» What you should do:
Scan the data for "JSON" and copy the lines it appears in.
>> begin Listing
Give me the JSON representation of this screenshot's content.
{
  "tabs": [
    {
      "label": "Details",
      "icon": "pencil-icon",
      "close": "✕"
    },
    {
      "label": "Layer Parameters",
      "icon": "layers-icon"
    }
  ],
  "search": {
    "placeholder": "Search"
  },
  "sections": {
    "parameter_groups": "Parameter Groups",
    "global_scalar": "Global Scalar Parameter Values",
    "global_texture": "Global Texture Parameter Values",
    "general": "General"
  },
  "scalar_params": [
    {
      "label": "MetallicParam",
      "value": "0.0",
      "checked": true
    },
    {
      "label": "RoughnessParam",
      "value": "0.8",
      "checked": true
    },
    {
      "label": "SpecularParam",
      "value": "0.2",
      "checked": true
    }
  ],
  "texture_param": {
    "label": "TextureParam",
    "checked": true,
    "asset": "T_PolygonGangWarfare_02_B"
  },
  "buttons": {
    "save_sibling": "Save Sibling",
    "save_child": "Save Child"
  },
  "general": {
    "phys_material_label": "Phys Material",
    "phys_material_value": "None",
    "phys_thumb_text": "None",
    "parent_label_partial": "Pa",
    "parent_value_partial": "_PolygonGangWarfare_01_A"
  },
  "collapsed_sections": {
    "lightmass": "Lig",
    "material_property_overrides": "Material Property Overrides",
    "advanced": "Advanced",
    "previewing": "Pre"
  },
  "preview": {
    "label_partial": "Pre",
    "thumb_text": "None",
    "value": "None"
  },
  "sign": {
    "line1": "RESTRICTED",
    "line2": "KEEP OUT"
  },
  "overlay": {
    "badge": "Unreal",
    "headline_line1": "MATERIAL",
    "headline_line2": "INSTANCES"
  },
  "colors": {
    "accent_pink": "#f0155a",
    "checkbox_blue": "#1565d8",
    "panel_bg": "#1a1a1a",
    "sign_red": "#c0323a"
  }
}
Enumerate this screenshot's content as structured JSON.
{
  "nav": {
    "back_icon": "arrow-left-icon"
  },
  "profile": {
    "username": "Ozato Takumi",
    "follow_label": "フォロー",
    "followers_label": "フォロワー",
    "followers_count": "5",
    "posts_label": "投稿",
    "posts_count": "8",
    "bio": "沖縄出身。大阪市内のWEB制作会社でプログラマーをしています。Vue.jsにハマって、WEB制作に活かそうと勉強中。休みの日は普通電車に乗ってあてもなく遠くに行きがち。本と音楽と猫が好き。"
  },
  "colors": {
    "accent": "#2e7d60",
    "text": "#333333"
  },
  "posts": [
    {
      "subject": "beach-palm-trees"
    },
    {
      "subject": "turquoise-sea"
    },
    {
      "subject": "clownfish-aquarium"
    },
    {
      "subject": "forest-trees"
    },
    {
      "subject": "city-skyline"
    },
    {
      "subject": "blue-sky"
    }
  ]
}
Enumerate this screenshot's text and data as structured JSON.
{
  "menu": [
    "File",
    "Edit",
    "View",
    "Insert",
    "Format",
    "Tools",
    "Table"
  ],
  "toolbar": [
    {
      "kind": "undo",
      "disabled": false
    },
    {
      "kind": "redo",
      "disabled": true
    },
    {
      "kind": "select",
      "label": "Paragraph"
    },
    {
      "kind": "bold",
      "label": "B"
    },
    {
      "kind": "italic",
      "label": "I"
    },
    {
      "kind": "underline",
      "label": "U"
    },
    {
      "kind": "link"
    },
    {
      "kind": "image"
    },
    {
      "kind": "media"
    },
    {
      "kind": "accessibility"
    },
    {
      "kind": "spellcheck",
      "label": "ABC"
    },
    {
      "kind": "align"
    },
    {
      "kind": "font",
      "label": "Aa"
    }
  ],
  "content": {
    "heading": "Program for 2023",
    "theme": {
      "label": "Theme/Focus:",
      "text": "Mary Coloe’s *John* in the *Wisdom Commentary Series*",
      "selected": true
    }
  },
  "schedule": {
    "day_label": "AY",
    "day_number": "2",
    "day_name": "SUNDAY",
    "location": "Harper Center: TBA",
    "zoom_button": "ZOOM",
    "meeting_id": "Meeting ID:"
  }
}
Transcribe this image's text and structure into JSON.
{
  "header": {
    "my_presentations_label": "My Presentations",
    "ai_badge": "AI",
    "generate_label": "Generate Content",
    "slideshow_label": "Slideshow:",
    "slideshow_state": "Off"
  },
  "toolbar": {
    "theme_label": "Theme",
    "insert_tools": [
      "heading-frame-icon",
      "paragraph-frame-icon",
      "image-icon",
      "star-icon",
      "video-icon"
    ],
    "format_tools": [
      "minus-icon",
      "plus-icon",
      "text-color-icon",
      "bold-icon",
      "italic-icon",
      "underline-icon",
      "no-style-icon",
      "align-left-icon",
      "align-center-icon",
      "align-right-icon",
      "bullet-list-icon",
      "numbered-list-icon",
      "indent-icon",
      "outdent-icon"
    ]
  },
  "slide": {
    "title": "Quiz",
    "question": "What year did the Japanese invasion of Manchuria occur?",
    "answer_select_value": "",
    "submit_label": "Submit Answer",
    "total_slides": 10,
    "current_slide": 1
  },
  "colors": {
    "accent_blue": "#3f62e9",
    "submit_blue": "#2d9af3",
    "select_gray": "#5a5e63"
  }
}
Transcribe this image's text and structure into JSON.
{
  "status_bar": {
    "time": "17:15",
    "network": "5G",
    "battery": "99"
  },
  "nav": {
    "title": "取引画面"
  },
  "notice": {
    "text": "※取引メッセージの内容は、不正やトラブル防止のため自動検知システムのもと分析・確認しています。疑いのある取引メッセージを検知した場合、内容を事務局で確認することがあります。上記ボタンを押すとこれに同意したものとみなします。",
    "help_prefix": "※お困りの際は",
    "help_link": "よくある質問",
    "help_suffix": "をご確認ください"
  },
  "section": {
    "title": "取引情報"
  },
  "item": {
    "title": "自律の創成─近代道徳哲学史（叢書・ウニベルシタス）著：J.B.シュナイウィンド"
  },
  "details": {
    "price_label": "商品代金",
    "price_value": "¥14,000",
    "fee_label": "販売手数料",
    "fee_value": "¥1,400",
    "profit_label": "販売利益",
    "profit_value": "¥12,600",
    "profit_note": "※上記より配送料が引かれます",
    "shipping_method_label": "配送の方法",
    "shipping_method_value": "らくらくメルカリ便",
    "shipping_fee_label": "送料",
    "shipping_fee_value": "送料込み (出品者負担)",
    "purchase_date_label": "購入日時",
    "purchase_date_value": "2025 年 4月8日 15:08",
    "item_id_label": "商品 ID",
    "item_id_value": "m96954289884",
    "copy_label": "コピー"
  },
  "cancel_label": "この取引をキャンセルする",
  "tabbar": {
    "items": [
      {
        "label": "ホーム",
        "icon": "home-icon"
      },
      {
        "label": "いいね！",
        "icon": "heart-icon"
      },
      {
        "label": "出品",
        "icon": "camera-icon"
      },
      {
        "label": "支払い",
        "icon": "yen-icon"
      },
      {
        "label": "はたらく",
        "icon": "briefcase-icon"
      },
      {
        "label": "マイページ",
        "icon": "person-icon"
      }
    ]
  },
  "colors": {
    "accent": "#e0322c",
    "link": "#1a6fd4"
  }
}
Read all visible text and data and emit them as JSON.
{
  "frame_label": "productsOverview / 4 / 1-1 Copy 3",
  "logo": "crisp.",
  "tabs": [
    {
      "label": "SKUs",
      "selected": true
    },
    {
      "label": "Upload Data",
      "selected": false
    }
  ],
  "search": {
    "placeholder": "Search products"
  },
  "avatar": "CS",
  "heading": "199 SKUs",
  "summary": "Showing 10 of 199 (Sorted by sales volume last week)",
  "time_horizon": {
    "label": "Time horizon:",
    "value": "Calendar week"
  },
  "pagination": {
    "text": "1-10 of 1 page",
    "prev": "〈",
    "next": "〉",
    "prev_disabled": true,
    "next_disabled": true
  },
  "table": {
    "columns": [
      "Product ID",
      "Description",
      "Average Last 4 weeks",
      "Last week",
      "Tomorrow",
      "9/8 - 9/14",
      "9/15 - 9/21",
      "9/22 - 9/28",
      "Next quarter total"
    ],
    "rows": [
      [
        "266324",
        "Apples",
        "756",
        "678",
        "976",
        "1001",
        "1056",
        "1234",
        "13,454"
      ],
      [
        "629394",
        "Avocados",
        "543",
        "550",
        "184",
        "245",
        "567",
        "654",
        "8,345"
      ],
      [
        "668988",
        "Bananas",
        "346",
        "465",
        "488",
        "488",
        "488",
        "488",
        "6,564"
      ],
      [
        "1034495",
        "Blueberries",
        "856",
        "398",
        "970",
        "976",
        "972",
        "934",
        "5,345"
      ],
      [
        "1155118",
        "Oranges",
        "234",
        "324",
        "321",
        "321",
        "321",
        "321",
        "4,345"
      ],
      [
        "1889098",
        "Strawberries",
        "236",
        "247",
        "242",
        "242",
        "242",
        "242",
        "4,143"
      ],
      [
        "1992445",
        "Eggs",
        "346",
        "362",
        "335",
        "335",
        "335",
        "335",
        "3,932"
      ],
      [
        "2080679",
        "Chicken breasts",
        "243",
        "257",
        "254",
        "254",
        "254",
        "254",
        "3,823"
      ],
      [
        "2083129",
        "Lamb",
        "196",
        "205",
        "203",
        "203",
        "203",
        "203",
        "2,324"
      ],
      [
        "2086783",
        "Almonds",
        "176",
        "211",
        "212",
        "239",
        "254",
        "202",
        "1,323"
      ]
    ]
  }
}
>> end Listing
» Exercise response:
Give me the JSON representation of this screenshot's content.
Enumerate this screenshot's content as structured JSON.
Enumerate this screenshot's text and data as structured JSON.
Transcribe this image's text and structure into JSON.
Transcribe this image's text and structure into JSON.
Read all visible text and data and emit them as JSON.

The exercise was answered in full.